What is expected: List, from the lines below, each one with "Union" in it.

Dataset records:
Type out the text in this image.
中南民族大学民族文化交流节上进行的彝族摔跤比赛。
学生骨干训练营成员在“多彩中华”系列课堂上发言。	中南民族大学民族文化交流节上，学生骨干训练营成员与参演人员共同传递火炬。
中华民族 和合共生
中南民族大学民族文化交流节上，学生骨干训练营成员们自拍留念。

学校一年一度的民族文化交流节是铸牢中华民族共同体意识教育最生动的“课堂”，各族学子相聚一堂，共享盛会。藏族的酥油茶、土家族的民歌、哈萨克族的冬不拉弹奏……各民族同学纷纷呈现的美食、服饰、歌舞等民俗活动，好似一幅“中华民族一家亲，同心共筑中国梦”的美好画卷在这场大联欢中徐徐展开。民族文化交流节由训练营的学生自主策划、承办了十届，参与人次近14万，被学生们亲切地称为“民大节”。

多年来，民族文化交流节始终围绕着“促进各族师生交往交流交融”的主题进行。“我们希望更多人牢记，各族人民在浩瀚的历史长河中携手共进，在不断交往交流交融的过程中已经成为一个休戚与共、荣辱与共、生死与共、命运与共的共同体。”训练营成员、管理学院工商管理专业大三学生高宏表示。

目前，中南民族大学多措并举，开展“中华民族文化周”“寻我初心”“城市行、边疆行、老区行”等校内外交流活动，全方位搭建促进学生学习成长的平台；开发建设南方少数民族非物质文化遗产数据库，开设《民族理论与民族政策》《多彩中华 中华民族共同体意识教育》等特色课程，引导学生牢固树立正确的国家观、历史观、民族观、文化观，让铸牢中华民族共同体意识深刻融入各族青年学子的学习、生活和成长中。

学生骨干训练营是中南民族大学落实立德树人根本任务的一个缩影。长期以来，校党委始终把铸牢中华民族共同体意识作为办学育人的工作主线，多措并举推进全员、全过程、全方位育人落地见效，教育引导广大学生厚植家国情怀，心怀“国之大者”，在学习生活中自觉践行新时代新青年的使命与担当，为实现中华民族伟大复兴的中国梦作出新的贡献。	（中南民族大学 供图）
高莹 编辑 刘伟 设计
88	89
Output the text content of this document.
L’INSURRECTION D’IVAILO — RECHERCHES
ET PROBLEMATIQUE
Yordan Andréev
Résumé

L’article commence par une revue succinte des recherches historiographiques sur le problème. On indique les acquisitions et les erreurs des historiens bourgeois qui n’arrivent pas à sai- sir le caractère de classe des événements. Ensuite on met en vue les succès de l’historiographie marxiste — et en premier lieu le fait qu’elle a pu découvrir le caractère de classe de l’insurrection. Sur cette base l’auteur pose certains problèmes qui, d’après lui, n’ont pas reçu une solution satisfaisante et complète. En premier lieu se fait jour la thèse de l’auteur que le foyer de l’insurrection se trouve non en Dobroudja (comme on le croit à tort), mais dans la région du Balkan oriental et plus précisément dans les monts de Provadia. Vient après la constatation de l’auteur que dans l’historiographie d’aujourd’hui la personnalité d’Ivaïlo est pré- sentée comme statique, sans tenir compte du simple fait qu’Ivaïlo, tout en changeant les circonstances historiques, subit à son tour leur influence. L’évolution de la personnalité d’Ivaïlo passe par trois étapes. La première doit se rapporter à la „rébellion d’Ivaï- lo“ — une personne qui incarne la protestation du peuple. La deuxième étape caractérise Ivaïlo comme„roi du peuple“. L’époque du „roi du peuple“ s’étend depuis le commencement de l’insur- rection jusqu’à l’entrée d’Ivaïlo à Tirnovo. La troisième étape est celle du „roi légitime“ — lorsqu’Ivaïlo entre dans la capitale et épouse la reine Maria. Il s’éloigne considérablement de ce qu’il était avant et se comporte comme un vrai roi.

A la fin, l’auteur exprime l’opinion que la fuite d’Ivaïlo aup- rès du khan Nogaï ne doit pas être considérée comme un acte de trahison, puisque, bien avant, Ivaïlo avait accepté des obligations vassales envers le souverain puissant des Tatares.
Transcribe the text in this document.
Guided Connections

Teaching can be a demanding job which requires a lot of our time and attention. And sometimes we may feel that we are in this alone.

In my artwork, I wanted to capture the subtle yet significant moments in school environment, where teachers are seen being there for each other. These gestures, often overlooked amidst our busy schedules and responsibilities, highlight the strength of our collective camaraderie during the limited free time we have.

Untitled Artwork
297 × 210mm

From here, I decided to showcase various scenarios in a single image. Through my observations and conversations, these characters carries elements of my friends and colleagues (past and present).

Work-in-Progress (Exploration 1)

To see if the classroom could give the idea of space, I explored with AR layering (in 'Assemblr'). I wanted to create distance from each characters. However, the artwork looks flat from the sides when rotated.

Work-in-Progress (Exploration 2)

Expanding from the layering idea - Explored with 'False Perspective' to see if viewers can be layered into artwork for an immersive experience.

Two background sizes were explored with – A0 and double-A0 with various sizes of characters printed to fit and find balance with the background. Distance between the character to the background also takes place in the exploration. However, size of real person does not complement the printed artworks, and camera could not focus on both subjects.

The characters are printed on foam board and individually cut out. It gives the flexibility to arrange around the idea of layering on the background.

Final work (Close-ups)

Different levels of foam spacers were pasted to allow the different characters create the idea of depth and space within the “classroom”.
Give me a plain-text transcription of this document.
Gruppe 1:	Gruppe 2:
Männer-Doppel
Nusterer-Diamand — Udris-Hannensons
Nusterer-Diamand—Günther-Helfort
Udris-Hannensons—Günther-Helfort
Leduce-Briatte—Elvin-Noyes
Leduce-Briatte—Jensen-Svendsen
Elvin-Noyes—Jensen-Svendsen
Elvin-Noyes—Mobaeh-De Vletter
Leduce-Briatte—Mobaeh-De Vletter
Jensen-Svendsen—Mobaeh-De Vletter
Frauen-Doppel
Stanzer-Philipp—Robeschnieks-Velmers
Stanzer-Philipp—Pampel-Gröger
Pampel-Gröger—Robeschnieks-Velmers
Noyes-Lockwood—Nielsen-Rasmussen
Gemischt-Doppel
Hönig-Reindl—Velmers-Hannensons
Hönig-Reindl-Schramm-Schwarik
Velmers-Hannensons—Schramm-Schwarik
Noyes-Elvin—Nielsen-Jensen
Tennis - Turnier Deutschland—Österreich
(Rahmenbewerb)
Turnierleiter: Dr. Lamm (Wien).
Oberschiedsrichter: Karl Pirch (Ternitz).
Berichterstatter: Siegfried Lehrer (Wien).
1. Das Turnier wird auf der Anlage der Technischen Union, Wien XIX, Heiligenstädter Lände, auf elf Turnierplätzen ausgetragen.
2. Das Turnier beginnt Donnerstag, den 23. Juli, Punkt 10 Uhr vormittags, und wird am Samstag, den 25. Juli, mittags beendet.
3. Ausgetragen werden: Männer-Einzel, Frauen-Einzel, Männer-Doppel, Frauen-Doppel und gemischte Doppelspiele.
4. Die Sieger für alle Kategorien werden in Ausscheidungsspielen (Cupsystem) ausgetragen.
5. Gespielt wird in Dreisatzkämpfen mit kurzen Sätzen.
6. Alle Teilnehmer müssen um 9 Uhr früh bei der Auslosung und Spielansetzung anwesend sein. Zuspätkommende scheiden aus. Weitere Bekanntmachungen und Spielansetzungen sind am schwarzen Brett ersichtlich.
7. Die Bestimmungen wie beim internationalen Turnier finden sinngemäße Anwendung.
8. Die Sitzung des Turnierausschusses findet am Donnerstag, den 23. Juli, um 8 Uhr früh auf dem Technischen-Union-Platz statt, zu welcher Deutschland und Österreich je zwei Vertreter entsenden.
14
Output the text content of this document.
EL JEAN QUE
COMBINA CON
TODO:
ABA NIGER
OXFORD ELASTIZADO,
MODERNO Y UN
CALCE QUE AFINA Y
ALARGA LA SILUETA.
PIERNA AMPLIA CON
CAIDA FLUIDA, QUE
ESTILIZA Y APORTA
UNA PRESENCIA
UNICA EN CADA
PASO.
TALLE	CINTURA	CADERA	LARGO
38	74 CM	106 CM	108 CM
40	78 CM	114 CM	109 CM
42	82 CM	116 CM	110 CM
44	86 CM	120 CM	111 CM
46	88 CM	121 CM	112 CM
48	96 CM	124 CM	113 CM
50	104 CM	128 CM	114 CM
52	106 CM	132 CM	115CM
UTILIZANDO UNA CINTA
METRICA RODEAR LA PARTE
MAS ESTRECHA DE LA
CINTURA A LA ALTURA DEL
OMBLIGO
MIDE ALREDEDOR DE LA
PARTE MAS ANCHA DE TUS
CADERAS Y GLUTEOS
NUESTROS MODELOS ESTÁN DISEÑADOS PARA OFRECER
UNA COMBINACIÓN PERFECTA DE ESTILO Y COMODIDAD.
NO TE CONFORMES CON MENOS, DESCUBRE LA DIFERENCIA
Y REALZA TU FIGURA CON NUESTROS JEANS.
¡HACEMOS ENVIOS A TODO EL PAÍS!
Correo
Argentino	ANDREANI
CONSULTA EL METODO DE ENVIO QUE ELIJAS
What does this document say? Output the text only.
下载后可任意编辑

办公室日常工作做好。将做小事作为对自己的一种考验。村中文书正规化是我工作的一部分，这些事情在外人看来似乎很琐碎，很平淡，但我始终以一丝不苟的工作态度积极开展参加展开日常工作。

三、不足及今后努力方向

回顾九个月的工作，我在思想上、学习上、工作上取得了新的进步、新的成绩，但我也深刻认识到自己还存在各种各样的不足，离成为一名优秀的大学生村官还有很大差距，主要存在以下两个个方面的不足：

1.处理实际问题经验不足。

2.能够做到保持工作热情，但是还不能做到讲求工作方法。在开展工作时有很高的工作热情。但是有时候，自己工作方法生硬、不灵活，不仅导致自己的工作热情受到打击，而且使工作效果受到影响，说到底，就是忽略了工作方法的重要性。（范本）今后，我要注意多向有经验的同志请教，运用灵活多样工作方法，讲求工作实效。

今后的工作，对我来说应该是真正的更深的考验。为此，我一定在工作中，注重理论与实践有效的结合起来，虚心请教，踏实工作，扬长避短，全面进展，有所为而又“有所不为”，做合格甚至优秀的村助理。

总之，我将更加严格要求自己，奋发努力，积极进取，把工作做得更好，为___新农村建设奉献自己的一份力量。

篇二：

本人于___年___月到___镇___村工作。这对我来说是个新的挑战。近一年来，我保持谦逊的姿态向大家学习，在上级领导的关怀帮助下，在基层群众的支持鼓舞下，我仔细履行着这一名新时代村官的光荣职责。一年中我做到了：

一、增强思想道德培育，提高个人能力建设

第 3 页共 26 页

The completed task:
1. Das Turnier wird auf der Anlage der Technischen Union, Wien XIX, Heiligenstädter Lände, auf elf Turnierplätzen ausgetragen.
8. Die Sitzung des Turnierausschusses findet am Donnerstag, den 23. Juli, um 8 Uhr früh auf dem Technischen-Union-Platz statt, zu welcher Deutschland und Österreich je zwei Vertreter entsenden.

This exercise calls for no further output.